### Selected excerpt:
- - -

Such a physical termination can also result from the MROM being
removably plugged into a socket within a PCB that does not have any
appropriate connection to the write pin of the MROM, particularly a
connection to any form of write device. Any such physical
termination of a write connection to the MROM can made while gaming
machine or system operational computer code is stored on the MROM.
The above result can also be had where all or substantially all
communications with the MROM are made through the memory hub, and
where the MROM is rendered as unwritable and unalterable through
controls at the memory hub. Such controls can prevent any
communications along any write channel to the MROM during specified
periods, or ever. In some embodiments, the memory hub can include
an application specific integrated circuit ("ASIC").

- - -

### Dataset extract:
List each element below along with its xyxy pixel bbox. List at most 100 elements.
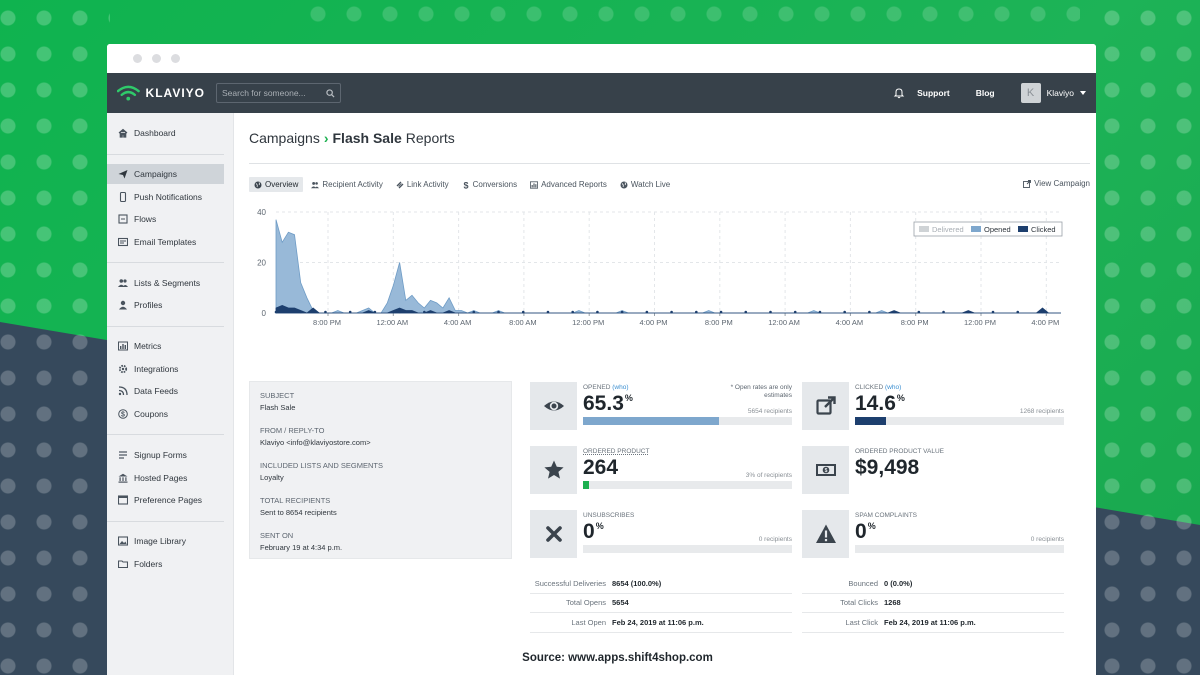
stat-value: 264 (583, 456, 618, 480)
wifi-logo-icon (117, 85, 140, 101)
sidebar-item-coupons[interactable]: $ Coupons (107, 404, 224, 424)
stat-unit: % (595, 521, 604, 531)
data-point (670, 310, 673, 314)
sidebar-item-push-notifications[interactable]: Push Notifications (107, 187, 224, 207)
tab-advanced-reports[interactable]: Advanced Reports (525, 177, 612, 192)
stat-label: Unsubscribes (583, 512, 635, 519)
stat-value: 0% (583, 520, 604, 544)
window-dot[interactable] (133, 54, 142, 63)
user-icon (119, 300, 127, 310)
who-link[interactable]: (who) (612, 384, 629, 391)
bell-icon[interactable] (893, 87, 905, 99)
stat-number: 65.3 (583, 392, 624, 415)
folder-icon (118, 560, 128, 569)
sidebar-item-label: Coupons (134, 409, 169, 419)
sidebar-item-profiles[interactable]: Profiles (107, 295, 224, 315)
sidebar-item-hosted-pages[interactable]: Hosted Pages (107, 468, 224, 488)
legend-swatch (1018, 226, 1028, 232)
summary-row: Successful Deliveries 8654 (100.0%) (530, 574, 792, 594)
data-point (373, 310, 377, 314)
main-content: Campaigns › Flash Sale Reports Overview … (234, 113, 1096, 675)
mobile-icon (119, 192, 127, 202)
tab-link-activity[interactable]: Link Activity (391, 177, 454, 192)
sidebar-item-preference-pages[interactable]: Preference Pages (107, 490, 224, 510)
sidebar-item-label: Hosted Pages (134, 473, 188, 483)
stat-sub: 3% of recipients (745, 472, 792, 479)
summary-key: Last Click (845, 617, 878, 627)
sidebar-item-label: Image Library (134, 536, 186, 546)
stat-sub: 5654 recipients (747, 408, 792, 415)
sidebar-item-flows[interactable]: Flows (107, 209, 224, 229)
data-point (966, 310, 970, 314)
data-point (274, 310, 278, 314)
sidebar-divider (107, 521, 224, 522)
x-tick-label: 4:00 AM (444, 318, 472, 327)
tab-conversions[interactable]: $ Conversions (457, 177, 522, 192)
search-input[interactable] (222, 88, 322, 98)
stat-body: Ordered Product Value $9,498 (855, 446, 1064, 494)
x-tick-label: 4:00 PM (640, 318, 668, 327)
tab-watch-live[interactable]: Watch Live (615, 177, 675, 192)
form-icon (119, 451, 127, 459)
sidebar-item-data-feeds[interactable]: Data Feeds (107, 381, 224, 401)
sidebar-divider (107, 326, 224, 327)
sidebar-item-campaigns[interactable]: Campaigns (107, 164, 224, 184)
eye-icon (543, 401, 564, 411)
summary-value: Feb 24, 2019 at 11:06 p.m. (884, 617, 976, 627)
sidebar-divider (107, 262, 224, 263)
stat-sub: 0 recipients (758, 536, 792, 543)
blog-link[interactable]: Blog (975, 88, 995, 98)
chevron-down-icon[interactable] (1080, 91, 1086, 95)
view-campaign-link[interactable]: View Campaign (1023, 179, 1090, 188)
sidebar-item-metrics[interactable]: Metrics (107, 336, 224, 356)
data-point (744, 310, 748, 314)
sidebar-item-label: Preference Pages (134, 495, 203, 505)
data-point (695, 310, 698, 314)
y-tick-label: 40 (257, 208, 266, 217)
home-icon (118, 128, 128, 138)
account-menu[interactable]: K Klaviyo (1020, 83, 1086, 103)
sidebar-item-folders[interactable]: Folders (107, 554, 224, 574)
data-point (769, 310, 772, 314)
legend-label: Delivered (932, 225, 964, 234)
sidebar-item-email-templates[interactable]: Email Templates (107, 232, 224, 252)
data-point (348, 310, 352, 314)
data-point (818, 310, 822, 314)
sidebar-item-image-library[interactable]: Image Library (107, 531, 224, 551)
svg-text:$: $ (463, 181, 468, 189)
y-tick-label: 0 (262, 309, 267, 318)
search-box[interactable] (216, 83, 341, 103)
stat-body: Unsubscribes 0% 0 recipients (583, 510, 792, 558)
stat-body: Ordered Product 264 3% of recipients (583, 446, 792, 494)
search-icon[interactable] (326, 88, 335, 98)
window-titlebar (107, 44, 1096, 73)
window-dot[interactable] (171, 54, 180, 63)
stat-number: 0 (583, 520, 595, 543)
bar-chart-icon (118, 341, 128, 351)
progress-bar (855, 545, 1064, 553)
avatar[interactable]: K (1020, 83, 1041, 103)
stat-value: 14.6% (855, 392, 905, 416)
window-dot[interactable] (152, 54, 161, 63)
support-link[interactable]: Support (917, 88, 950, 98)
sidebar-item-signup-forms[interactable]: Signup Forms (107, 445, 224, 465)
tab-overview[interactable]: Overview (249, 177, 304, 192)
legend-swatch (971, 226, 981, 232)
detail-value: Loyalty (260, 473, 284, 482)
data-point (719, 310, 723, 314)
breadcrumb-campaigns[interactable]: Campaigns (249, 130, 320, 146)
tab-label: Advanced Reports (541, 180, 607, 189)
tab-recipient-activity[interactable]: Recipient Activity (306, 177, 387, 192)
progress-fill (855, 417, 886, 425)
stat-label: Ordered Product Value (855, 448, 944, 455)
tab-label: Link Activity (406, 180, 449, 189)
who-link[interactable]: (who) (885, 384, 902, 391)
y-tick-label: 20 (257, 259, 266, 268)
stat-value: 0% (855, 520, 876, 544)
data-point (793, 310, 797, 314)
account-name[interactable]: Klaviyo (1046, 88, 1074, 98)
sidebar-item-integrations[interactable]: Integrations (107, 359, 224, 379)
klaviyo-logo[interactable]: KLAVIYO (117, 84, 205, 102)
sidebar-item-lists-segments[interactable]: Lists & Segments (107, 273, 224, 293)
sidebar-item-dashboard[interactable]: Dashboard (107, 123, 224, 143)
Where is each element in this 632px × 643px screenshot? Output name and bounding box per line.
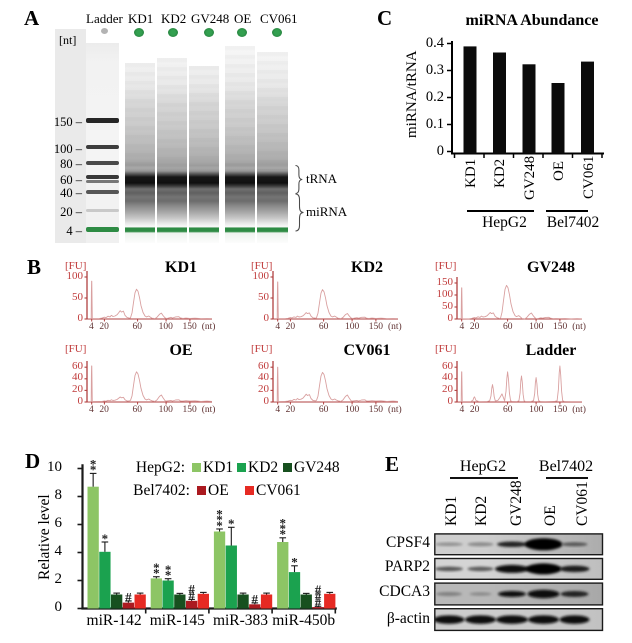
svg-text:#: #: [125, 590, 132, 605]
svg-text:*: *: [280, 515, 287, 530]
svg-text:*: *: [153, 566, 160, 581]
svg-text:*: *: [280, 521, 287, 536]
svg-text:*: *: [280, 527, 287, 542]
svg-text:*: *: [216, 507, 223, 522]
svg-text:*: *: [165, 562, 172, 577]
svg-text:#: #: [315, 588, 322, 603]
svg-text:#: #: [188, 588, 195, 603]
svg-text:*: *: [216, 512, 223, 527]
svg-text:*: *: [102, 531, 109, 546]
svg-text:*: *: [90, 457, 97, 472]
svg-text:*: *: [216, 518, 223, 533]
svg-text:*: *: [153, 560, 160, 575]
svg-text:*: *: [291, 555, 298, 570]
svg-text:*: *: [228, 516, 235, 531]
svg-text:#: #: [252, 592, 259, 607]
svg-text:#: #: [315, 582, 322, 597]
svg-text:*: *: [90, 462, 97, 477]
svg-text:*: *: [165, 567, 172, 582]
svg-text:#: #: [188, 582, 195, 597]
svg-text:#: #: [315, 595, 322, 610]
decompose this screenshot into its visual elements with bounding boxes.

- - -

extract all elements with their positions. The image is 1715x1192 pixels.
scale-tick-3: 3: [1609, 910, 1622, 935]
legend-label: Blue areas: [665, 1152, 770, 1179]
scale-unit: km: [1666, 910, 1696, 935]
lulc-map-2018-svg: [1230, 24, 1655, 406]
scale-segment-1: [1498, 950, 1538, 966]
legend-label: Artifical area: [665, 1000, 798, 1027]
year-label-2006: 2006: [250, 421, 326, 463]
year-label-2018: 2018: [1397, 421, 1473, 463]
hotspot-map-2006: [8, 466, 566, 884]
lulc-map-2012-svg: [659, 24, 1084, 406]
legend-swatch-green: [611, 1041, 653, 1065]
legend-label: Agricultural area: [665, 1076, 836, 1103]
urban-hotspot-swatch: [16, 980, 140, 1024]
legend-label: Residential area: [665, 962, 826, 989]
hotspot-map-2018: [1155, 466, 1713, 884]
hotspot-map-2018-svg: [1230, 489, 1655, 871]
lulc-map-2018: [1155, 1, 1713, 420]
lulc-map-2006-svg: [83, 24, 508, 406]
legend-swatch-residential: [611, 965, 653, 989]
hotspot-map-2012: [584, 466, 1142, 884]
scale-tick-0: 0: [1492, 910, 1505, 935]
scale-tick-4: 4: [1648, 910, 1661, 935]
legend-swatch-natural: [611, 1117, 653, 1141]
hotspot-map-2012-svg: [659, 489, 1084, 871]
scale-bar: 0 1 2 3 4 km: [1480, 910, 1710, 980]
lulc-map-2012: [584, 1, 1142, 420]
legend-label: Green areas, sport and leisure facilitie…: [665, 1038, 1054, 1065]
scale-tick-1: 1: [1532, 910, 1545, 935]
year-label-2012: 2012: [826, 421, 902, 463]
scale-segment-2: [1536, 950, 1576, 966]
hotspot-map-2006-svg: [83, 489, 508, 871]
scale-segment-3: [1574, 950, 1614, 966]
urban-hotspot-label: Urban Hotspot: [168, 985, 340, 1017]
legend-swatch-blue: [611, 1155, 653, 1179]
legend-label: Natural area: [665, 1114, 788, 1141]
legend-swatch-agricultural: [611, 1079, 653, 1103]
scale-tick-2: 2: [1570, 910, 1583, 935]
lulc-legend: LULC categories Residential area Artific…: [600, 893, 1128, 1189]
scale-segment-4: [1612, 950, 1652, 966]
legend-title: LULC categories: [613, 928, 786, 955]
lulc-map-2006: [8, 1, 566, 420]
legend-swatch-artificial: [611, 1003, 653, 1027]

- - -

### Actions to take:
(a) List every abbreviation that appears in the passage on MROM write protection.
(b) Pick up the passage on MROM write protection after its final sentence and continue it in the same style.

### Exercise answers:
(a) MROM, PCB, ASIC

(b)
[0023] In still further particular embodiments of the present
invention, a primary power source adapted to provide power to a
gaming machine or system at a level at least sufficient to accept a
wager, play a game and grant a payout is provided. In addition, a
"tell-tale board" or other similar logging device can be provided
to record details of activities at various gaming machine
components when an inadequate level of power is supplied to the
gaming machine or system through the primary power source. Such an
inadequate level of power can include no power at all, or can be of
an amount insufficient to conduct normal gaming machine operations,
such as to accept a wager, play a game and grant a payout. A
specific MRAM or other similar nonvolatile low-power Random Access
Memory storage device can be provided for the purpose of storing
this recorded data.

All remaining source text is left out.